Count how many lines in the records below contain the string "interior", matching case exactly. Reply with only the number.

--------------------

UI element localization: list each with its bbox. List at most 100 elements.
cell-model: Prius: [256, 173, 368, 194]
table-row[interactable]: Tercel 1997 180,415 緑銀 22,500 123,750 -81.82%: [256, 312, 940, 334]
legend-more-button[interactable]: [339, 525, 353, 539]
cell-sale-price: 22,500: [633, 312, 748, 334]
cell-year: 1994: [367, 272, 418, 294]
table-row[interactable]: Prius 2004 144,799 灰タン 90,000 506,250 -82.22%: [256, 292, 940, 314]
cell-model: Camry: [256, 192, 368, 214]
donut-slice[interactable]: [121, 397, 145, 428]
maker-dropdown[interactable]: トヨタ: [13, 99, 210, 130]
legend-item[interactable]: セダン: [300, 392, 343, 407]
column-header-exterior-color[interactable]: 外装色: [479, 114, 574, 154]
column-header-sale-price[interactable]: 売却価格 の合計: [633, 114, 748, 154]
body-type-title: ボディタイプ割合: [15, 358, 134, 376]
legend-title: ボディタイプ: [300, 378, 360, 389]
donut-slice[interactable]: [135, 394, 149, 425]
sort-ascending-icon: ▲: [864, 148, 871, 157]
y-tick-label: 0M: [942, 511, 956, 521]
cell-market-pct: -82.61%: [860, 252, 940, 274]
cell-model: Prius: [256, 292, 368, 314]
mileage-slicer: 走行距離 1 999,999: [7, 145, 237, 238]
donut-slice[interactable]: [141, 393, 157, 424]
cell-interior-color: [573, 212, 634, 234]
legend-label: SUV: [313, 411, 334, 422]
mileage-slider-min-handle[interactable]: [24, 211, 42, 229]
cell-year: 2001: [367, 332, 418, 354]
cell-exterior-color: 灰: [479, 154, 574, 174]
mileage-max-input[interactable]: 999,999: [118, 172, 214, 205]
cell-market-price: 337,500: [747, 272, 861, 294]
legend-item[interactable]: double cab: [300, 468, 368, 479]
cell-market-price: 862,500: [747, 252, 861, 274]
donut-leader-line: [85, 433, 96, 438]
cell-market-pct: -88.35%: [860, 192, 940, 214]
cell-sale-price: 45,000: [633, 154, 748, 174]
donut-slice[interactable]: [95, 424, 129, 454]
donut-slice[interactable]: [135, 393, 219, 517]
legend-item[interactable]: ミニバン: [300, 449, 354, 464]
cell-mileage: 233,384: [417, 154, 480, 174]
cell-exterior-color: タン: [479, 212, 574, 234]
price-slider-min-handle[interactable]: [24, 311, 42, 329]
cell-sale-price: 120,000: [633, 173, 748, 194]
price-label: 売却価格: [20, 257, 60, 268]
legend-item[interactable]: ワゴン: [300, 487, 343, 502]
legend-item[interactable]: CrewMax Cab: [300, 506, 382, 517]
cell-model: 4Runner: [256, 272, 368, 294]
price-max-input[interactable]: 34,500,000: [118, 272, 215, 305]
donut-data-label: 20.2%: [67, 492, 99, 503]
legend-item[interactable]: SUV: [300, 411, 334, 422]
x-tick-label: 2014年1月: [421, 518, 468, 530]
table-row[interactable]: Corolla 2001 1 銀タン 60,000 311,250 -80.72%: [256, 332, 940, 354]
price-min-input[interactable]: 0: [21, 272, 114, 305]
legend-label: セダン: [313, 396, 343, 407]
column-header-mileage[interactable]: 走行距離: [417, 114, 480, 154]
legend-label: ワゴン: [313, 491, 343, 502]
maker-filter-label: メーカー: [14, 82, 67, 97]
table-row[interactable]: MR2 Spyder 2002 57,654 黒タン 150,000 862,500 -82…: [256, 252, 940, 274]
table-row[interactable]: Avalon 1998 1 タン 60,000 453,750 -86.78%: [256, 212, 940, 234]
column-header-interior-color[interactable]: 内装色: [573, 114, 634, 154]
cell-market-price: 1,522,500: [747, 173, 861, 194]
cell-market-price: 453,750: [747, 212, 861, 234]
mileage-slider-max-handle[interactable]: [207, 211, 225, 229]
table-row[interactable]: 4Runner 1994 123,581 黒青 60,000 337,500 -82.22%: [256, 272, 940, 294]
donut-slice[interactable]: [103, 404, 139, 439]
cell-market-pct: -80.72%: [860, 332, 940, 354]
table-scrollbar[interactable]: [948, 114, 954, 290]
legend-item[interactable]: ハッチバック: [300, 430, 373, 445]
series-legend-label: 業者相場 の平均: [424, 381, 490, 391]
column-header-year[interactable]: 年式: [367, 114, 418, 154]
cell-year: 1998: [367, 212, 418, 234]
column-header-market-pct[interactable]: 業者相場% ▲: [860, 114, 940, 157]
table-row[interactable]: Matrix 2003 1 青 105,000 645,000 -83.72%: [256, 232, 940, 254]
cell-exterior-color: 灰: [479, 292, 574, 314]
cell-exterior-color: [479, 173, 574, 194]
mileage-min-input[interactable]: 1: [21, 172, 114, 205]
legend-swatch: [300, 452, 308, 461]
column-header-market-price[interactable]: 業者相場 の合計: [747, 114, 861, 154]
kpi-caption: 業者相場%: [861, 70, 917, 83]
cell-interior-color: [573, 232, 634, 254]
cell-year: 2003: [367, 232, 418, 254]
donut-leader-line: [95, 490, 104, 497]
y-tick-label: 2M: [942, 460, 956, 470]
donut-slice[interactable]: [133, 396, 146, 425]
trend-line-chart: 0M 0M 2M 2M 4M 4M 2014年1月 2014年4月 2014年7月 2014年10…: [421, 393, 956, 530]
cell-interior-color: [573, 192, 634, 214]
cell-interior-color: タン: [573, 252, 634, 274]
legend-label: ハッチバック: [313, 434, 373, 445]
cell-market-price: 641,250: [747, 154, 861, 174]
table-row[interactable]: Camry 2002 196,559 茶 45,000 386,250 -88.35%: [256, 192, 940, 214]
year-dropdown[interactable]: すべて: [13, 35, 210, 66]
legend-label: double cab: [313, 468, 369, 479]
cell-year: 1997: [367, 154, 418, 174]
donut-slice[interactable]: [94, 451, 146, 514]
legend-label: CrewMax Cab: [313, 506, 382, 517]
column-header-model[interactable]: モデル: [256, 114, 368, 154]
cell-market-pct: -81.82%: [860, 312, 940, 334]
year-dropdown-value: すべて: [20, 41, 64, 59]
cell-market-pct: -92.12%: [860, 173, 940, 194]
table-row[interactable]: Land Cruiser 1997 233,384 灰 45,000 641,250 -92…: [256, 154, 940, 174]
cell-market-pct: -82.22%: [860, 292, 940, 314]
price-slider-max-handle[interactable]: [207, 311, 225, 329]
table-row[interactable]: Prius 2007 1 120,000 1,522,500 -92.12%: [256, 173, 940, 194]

--------------------

> **Result for this task**:
5